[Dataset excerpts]
* begin *

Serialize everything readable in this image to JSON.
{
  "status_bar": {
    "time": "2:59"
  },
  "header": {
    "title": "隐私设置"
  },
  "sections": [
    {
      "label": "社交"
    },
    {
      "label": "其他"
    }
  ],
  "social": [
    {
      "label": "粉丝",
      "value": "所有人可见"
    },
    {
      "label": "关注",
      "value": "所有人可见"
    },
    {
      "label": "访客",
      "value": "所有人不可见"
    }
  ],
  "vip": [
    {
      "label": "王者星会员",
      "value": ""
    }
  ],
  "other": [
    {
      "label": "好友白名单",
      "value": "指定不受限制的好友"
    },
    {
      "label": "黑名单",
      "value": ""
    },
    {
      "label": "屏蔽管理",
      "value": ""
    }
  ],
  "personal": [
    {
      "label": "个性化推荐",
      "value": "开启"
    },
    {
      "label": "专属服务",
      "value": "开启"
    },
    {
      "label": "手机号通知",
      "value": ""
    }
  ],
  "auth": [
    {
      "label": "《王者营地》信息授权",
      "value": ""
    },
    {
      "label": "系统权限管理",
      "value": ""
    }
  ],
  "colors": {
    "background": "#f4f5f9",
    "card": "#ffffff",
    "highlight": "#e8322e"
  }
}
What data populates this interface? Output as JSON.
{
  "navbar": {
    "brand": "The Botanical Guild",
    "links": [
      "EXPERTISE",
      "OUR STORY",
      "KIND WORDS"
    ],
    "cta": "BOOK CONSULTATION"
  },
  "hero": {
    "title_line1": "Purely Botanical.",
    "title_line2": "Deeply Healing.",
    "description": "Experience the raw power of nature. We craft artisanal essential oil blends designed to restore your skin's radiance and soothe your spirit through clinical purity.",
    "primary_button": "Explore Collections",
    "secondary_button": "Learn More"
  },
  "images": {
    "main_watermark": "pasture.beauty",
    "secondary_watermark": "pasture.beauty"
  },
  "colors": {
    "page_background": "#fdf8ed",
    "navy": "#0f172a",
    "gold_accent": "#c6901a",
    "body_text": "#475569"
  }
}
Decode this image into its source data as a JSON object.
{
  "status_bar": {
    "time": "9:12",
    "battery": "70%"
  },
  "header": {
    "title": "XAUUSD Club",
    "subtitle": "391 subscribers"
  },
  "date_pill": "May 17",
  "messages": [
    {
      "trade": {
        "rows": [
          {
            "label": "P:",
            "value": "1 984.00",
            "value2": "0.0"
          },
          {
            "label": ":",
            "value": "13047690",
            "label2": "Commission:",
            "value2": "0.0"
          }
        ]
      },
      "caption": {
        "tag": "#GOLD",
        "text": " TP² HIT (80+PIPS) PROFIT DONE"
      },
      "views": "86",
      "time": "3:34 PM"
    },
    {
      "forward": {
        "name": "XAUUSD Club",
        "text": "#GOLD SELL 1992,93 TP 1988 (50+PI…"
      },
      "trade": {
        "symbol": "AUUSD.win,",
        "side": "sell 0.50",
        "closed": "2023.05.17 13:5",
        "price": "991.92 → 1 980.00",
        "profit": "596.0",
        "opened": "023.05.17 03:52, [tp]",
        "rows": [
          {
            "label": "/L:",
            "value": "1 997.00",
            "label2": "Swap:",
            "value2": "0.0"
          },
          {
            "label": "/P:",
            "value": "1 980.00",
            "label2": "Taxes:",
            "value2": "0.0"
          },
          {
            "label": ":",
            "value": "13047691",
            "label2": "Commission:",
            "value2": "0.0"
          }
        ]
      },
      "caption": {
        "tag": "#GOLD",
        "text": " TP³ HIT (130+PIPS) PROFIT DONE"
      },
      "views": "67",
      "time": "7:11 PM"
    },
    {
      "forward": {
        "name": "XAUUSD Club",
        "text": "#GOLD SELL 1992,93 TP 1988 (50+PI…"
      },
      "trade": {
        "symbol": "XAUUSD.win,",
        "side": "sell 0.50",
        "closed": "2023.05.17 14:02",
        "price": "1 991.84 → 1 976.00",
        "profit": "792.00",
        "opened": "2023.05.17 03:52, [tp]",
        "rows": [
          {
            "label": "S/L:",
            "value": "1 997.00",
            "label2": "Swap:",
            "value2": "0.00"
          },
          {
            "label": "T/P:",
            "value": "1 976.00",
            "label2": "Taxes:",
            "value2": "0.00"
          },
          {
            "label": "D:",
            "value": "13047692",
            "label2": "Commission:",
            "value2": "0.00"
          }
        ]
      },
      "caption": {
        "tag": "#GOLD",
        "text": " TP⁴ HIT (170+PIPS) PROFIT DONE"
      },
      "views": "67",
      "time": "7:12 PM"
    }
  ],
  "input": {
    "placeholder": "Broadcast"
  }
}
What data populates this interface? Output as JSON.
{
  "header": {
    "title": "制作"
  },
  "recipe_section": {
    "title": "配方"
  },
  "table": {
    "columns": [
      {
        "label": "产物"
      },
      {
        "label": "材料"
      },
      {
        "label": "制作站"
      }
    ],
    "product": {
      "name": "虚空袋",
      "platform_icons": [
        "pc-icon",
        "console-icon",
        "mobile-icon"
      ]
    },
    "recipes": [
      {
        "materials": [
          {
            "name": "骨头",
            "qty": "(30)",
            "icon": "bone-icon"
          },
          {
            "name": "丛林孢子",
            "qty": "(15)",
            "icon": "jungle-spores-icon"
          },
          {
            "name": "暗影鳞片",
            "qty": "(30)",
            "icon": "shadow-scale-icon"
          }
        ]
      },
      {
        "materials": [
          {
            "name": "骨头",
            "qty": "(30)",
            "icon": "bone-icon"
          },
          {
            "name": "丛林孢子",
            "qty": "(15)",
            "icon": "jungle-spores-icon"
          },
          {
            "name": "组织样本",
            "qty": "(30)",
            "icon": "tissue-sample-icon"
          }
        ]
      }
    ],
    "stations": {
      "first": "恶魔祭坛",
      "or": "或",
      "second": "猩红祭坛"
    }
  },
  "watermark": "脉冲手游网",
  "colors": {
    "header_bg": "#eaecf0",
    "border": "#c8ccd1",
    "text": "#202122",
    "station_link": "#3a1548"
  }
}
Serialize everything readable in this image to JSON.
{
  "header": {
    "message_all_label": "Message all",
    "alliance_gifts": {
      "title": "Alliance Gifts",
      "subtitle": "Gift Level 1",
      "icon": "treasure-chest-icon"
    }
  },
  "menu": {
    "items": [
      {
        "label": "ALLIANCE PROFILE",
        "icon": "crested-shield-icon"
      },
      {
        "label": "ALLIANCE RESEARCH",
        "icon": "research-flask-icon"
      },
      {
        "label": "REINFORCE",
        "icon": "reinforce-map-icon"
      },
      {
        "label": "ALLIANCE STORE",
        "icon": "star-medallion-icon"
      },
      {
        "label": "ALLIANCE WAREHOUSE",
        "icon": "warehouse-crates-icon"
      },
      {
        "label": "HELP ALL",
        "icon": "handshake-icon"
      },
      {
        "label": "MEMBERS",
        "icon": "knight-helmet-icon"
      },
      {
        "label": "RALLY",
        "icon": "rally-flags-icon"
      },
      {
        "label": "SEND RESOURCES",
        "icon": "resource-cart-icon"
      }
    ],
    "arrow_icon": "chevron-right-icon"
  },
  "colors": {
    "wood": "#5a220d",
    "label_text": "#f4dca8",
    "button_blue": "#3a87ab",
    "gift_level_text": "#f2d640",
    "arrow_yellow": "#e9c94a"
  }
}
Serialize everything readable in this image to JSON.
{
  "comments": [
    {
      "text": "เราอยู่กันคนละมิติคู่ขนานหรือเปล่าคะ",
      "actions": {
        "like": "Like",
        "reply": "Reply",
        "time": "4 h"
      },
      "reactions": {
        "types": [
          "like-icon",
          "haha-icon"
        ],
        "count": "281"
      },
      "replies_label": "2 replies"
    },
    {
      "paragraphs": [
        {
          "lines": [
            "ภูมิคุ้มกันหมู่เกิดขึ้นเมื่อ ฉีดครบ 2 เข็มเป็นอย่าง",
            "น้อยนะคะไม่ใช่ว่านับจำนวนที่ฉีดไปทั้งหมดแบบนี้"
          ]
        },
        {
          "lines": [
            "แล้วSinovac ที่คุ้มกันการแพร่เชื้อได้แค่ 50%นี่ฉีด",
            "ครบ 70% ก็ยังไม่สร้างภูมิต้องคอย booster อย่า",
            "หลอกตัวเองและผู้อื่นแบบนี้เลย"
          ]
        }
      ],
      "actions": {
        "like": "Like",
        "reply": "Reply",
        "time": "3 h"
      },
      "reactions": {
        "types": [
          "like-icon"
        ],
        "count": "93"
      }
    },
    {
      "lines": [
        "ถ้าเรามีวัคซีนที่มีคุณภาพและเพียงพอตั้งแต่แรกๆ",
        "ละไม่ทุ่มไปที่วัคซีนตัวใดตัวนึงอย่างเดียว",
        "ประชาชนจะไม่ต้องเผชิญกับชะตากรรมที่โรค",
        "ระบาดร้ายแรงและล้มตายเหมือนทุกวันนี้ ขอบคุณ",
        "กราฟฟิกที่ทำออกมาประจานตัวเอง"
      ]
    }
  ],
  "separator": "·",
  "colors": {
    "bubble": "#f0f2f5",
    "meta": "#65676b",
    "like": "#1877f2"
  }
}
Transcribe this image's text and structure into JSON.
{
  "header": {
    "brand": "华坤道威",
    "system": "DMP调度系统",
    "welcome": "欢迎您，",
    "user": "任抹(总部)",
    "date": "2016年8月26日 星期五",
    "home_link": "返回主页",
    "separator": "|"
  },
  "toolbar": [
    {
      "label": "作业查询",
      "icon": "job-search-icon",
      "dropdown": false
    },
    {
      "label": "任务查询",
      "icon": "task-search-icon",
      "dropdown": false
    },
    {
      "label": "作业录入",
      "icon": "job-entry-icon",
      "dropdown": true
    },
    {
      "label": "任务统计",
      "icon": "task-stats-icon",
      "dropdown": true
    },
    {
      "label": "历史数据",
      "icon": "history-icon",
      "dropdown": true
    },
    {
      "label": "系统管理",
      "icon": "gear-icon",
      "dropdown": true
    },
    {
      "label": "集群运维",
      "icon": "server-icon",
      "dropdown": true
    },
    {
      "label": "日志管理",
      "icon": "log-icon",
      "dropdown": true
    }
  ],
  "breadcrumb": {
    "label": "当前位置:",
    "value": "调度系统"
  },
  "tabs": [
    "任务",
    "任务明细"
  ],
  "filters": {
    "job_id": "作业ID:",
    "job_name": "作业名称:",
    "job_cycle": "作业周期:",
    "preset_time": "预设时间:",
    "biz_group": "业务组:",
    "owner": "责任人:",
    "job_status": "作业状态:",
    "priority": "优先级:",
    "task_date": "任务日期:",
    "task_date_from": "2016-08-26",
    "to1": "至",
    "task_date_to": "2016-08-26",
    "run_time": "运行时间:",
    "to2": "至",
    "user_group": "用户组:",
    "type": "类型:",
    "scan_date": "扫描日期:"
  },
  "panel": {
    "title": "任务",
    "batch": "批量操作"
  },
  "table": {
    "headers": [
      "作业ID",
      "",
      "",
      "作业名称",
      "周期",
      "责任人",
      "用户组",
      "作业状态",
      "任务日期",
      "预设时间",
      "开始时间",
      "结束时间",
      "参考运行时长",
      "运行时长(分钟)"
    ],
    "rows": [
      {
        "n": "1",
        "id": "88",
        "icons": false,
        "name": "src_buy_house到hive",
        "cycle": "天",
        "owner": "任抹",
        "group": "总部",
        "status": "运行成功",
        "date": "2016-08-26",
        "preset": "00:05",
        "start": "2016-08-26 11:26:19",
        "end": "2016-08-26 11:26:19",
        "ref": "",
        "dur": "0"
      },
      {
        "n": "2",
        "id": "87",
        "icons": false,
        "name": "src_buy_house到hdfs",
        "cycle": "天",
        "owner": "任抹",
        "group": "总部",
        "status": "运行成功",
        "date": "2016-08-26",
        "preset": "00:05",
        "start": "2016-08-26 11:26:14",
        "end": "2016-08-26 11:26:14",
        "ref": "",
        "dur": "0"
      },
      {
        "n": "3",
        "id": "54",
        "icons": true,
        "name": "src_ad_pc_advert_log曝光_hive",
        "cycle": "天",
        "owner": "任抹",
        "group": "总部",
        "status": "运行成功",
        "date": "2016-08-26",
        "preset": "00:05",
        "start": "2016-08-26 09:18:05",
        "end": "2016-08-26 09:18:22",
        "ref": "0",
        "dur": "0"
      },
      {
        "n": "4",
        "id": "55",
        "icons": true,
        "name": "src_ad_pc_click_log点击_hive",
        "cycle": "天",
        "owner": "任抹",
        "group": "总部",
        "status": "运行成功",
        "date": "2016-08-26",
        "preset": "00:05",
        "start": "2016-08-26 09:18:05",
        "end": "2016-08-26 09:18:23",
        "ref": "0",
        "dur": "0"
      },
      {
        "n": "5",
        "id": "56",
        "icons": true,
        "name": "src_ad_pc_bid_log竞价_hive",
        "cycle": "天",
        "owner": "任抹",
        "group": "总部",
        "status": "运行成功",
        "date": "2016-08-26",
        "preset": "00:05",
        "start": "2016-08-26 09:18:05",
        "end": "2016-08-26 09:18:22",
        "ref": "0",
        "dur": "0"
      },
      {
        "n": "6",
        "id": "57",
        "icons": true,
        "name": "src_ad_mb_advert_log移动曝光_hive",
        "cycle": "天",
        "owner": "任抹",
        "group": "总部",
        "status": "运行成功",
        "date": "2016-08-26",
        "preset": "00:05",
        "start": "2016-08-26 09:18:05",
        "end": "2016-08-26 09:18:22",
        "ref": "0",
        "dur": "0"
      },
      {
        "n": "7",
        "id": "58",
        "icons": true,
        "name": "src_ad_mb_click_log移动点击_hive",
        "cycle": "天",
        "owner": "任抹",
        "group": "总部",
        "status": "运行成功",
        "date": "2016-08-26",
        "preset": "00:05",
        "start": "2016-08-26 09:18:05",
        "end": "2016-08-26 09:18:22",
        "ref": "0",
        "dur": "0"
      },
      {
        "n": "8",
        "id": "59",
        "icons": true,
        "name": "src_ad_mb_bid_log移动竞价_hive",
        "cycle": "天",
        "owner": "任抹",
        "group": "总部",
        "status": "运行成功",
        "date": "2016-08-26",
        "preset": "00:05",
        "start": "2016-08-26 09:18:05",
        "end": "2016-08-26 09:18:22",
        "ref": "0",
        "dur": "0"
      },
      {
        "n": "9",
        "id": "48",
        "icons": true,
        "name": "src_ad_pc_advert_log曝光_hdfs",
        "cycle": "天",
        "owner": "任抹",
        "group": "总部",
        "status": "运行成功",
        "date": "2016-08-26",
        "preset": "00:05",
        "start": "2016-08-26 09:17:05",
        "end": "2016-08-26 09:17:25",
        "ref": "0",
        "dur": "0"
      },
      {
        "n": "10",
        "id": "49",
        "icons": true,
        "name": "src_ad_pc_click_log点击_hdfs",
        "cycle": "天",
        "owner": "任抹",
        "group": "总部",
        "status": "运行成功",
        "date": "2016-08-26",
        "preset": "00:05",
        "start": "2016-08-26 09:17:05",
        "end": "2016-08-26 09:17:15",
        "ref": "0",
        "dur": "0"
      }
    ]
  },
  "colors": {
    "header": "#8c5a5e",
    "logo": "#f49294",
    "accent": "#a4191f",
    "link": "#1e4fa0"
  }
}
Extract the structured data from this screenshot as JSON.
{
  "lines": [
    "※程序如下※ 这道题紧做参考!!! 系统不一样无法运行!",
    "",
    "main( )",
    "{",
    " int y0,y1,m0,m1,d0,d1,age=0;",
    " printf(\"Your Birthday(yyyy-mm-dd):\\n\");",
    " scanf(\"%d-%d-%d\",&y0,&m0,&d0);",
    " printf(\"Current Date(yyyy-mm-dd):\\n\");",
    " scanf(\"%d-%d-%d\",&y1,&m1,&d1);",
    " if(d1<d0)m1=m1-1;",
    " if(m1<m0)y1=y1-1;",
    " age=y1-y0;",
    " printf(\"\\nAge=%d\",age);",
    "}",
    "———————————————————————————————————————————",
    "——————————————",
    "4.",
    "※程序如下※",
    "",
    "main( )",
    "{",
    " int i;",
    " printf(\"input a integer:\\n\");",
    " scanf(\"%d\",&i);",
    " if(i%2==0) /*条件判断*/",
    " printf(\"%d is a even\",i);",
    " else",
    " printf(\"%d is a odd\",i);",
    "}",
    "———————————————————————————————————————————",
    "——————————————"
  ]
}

* end *

▸ **Challenge**
Look through the listing and extract every line with "into" in it.

▸ **Result below**
Decode this image into its source data as a JSON object.
Transcribe this image's text and structure into JSON.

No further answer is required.